### What to produce
Without further comment, state how many lines in the listing below contain the word "жажду".

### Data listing
__________________________________________________

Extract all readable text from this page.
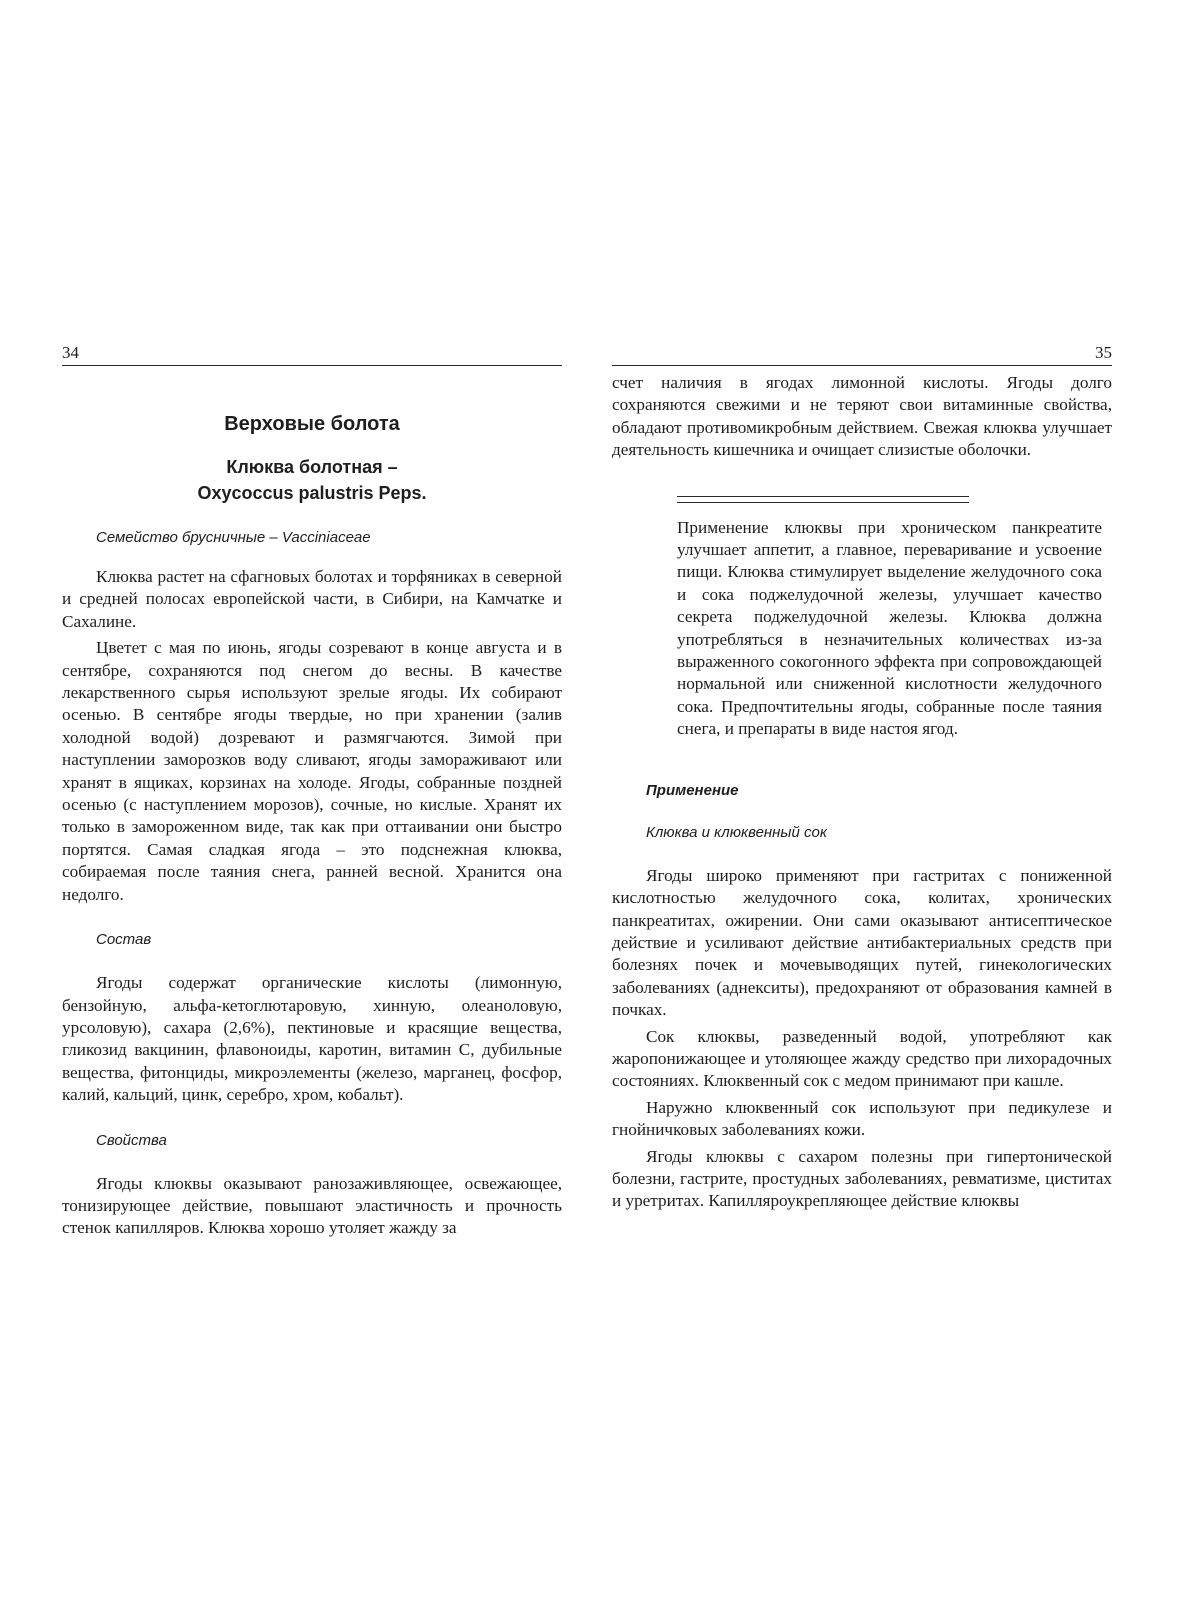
34
Верховые болота
Клюква болотная –
Oxycoccus palustris Peps.
Семейство брусничные – Vacciniaceae

Клюква растет на сфагновых болотах и торфяниках в северной и средней полосах европейской части, в Сибири, на Камчатке и Сахалине.

Цветет с мая по июнь, ягоды созревают в конце августа и в сентябре, сохраняются под снегом до весны. В качестве лекарственного сырья используют зрелые ягоды. Их собирают осенью. В сентябре ягоды твердые, но при хранении (залив холодной водой) дозревают и размягчаются. Зимой при наступлении заморозков воду сливают, ягоды замораживают или хранят в ящиках, корзинах на холоде. Ягоды, собранные поздней осенью (с наступлением морозов), сочные, но кислые. Хранят их только в замороженном виде, так как при оттаивании они быстро портятся. Самая сладкая ягода – это подснежная клюква, собираемая после таяния снега, ранней весной. Хранится она недолго.

Состав

Ягоды содержат органические кислоты (лимонную, бензойную, альфа-кетоглютаровую, хинную, олеаноловую, урсоловую), сахара (2,6%), пектиновые и красящие вещества, гликозид вакцинин, флавоноиды, каротин, витамин С, дубильные вещества, фитонциды, микроэлементы (железо, марганец, фосфор, калий, кальций, цинк, серебро, хром, кобальт).

Свойства

Ягоды клюквы оказывают ранозаживляющее, освежающее, тонизирующее действие, повышают эластичность и прочность стенок капилляров. Клюква хорошо утоляет жажду за

35

счет наличия в ягодах лимонной кислоты. Ягоды долго сохраняются свежими и не теряют свои витаминные свойства, обладают противомикробным действием. Свежая клюква улучшает деятельность кишечника и очищает слизистые оболочки.

Применение клюквы при хроническом панкреатите улучшает аппетит, а главное, переваривание и усвоение пищи. Клюква стимулирует выделение желудочного сока и сока поджелудочной железы, улучшает качество секрета поджелудочной железы. Клюква должна употребляться в незначительных количествах из-за выраженного сокогонного эффекта при сопровождающей нормальной или сниженной кислотности желудочного сока. Предпочтительны ягоды, собранные после таяния снега, и препараты в виде настоя ягод.
Применение
Клюква и клюквенный сок

Ягоды широко применяют при гастритах с пониженной кислотностью желудочного сока, колитах, хронических панкреатитах, ожирении. Они сами оказывают антисептическое действие и усиливают действие антибактериальных средств при болезнях почек и мочевыводящих путей, гинекологических заболеваниях (аднекситы), предохраняют от образования камней в почках.

Сок клюквы, разведенный водой, употребляют как жаропонижающее и утоляющее жажду средство при лихорадочных состояниях. Клюквенный сок с медом принимают при кашле.

Наружно клюквенный сок используют при педикулезе и гнойничковых заболеваниях кожи.

Ягоды клюквы с сахаром полезны при гипертонической болезни, гастрите, простудных заболеваниях, ревматизме, циститах и уретритах. Капилляроукрепляющее действие клюквы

__________________________________________________

### Finished exercise
2